Problem requirements >> Send back the records in full, character for character.

Input >>
■ ■ ■ ■
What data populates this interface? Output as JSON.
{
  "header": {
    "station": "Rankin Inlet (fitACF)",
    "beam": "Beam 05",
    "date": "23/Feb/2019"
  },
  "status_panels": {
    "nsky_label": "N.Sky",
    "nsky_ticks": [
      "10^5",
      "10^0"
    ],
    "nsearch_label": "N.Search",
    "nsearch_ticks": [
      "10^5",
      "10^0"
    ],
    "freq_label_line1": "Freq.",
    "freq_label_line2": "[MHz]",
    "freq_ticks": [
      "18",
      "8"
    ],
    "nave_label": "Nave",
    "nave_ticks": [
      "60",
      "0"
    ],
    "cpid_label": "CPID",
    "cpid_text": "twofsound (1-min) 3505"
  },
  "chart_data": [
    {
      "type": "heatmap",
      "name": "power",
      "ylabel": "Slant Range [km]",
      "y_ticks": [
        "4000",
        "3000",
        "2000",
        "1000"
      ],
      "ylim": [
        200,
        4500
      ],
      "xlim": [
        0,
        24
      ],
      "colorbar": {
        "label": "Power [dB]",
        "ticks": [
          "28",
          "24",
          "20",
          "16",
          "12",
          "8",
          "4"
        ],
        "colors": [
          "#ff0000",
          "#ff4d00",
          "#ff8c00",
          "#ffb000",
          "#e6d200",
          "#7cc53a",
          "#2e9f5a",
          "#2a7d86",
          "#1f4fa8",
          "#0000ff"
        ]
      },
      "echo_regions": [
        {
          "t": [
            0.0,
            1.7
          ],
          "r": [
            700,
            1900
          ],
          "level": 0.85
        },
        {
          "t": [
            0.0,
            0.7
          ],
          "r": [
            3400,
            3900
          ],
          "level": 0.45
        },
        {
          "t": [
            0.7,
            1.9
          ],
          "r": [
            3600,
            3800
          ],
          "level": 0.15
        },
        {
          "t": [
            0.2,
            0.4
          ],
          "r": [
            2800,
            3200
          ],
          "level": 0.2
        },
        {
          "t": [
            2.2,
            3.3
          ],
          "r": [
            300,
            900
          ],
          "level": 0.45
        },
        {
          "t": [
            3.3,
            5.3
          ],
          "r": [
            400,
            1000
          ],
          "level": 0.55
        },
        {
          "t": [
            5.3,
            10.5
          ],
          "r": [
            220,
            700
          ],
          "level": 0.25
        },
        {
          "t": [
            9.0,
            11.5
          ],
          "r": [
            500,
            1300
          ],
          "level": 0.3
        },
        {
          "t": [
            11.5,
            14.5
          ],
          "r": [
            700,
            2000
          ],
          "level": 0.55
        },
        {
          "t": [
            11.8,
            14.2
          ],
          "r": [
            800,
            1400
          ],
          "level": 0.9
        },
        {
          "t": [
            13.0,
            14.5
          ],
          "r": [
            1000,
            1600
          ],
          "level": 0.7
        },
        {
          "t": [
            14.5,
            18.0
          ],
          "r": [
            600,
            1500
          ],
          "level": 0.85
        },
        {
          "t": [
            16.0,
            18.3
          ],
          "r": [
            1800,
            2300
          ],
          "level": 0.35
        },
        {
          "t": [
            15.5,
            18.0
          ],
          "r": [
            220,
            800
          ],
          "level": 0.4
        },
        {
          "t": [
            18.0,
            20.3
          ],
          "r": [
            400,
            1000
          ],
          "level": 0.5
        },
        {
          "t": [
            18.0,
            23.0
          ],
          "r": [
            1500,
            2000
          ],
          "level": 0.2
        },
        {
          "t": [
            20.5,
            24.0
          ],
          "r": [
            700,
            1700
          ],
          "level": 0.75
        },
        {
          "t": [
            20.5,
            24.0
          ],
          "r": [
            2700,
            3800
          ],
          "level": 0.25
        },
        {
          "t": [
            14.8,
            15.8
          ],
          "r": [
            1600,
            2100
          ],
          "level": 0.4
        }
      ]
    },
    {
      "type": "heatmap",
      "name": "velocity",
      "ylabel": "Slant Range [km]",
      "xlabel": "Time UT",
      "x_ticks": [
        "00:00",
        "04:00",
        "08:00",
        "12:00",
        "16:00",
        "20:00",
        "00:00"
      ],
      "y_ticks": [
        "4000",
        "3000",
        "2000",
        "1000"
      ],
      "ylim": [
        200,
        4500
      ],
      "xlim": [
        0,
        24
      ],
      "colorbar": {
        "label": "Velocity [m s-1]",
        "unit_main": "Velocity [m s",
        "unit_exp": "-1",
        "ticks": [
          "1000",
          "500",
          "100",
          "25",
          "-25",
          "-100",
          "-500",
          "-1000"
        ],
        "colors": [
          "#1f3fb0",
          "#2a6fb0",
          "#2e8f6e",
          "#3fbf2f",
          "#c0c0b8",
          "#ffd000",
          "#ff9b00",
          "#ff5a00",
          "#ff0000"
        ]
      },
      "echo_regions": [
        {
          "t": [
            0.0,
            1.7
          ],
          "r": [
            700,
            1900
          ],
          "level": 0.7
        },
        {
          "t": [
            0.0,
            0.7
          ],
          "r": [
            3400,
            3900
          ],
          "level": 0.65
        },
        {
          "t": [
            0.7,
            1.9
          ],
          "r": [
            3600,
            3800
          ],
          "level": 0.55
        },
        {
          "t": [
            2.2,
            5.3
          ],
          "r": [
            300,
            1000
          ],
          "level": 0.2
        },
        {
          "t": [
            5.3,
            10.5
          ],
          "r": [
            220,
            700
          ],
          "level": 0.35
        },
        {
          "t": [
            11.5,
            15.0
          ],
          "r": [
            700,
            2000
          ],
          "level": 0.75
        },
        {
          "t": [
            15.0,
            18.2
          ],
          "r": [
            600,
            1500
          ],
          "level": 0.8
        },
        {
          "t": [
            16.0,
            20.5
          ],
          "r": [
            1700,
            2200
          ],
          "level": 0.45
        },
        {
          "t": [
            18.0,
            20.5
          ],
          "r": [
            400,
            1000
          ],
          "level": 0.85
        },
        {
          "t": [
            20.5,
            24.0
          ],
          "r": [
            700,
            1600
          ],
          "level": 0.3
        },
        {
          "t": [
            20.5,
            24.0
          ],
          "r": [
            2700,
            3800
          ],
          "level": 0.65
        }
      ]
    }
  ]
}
■ ■ ■ ■
Exercise result >>
What data populates this interface? Output as JSON.
{
  "header": {
    "station": "Rankin Inlet (fitACF)",
    "beam": "Beam 05",
    "date": "23/Feb/2019"
  },
  "status_panels": {
    "nsky_label": "N.Sky",
    "nsky_ticks": [
      "10^5",
      "10^0"
    ],
    "nsearch_label": "N.Search",
    "nsearch_ticks": [
      "10^5",
      "10^0"
    ],
    "freq_label_line1": "Freq.",
    "freq_label_line2": "[MHz]",
    "freq_ticks": [
      "18",
      "8"
    ],
    "nave_label": "Nave",
    "nave_ticks": [
      "60",
      "0"
    ],
    "cpid_label": "CPID",
    "cpid_text": "twofsound (1-min) 3505"
  },
  "chart_data": [
    {
      "type": "heatmap",
      "name": "power",
      "ylabel": "Slant Range [km]",
      "y_ticks": [
        "4000",
        "3000",
        "2000",
        "1000"
      ],
      "ylim": [
        200,
        4500
      ],
      "xlim": [
        0,
        24
      ],
      "colorbar": {
        "label": "Power [dB]",
        "ticks": [
          "28",
          "24",
          "20",
          "16",
          "12",
          "8",
          "4"
        ],
        "colors": [
          "#ff0000",
          "#ff4d00",
          "#ff8c00",
          "#ffb000",
          "#e6d200",
          "#7cc53a",
          "#2e9f5a",
          "#2a7d86",
          "#1f4fa8",
          "#0000ff"
        ]
      },
      "echo_regions": [
        {
          "t": [
            0.0,
            1.7
          ],
          "r": [
            700,
            1900
          ],
          "level": 0.85
        },
        {
          "t": [
            0.0,
            0.7
          ],
          "r": [
            3400,
            3900
          ],
          "level": 0.45
        },
        {
          "t": [
            0.7,
            1.9
          ],
          "r": [
            3600,
            3800
          ],
          "level": 0.15
        },
        {
          "t": [
            0.2,
            0.4
          ],
          "r": [
            2800,
            3200
          ],
          "level": 0.2
        },
        {
          "t": [
            2.2,
            3.3
          ],
          "r": [
            300,
            900
          ],
          "level": 0.45
        },
        {
          "t": [
            3.3,
            5.3
          ],
          "r": [
            400,
            1000
          ],
          "level": 0.55
        },
        {
          "t": [
            5.3,
            10.5
          ],
          "r": [
            220,
            700
          ],
          "level": 0.25
        },
        {
          "t": [
            9.0,
            11.5
          ],
          "r": [
            500,
            1300
          ],
          "level": 0.3
        },
        {
          "t": [
            11.5,
            14.5
          ],
          "r": [
            700,
            2000
          ],
          "level": 0.55
        },
        {
          "t": [
            11.8,
            14.2
          ],
          "r": [
            800,
            1400
          ],
          "level": 0.9
        },
        {
          "t": [
            13.0,
            14.5
          ],
          "r": [
            1000,
            1600
          ],
          "level": 0.7
        },
        {
          "t": [
            14.5,
            18.0
          ],
          "r": [
            600,
            1500
          ],
          "level": 0.85
        },
        {
          "t": [
            16.0,
            18.3
          ],
          "r": [
            1800,
            2300
          ],
          "level": 0.35
        },
        {
          "t": [
            15.5,
            18.0
          ],
          "r": [
            220,
            800
          ],
          "level": 0.4
        },
        {
          "t": [
            18.0,
            20.3
          ],
          "r": [
            400,
            1000
          ],
          "level": 0.5
        },
        {
          "t": [
            18.0,
            23.0
          ],
          "r": [
            1500,
            2000
          ],
          "level": 0.2
        },
        {
          "t": [
            20.5,
            24.0
          ],
          "r": [
            700,
            1700
          ],
          "level": 0.75
        },
        {
          "t": [
            20.5,
            24.0
          ],
          "r": [
            2700,
            3800
          ],
          "level": 0.25
        },
        {
          "t": [
            14.8,
            15.8
          ],
          "r": [
            1600,
            2100
          ],
          "level": 0.4
        }
      ]
    },
    {
      "type": "heatmap",
      "name": "velocity",
      "ylabel": "Slant Range [km]",
      "xlabel": "Time UT",
      "x_ticks": [
        "00:00",
        "04:00",
        "08:00",
        "12:00",
        "16:00",
        "20:00",
        "00:00"
      ],
      "y_ticks": [
        "4000",
        "3000",
        "2000",
        "1000"
      ],
      "ylim": [
        200,
        4500
      ],
      "xlim": [
        0,
        24
      ],
      "colorbar": {
        "label": "Velocity [m s-1]",
        "unit_main": "Velocity [m s",
        "unit_exp": "-1",
        "ticks": [
          "1000",
          "500",
          "100",
          "25",
          "-25",
          "-100",
          "-500",
          "-1000"
        ],
        "colors": [
          "#1f3fb0",
          "#2a6fb0",
          "#2e8f6e",
          "#3fbf2f",
          "#c0c0b8",
          "#ffd000",
          "#ff9b00",
          "#ff5a00",
          "#ff0000"
        ]
      },
      "echo_regions": [
        {
          "t": [
            0.0,
            1.7
          ],
          "r": [
            700,
            1900
          ],
          "level": 0.7
        },
        {
          "t": [
            0.0,
            0.7
          ],
          "r": [
            3400,
            3900
          ],
          "level": 0.65
        },
        {
          "t": [
            0.7,
            1.9
          ],
          "r": [
            3600,
            3800
          ],
          "level": 0.55
        },
        {
          "t": [
            2.2,
            5.3
          ],
          "r": [
            300,
            1000
          ],
          "level": 0.2
        },
        {
          "t": [
            5.3,
            10.5
          ],
          "r": [
            220,
            700
          ],
          "level": 0.35
        },
        {
          "t": [
            11.5,
            15.0
          ],
          "r": [
            700,
            2000
          ],
          "level": 0.75
        },
        {
          "t": [
            15.0,
            18.2
          ],
          "r": [
            600,
            1500
          ],
          "level": 0.8
        },
        {
          "t": [
            16.0,
            20.5
          ],
          "r": [
            1700,
            2200
          ],
          "level": 0.45
        },
        {
          "t": [
            18.0,
            20.5
          ],
          "r": [
            400,
            1000
          ],
          "level": 0.85
        },
        {
          "t": [
            20.5,
            24.0
          ],
          "r": [
            700,
            1600
          ],
          "level": 0.3
        },
        {
          "t": [
            20.5,
            24.0
          ],
          "r": [
            2700,
            3800
          ],
          "level": 0.65
        }
      ]
    }
  ]
}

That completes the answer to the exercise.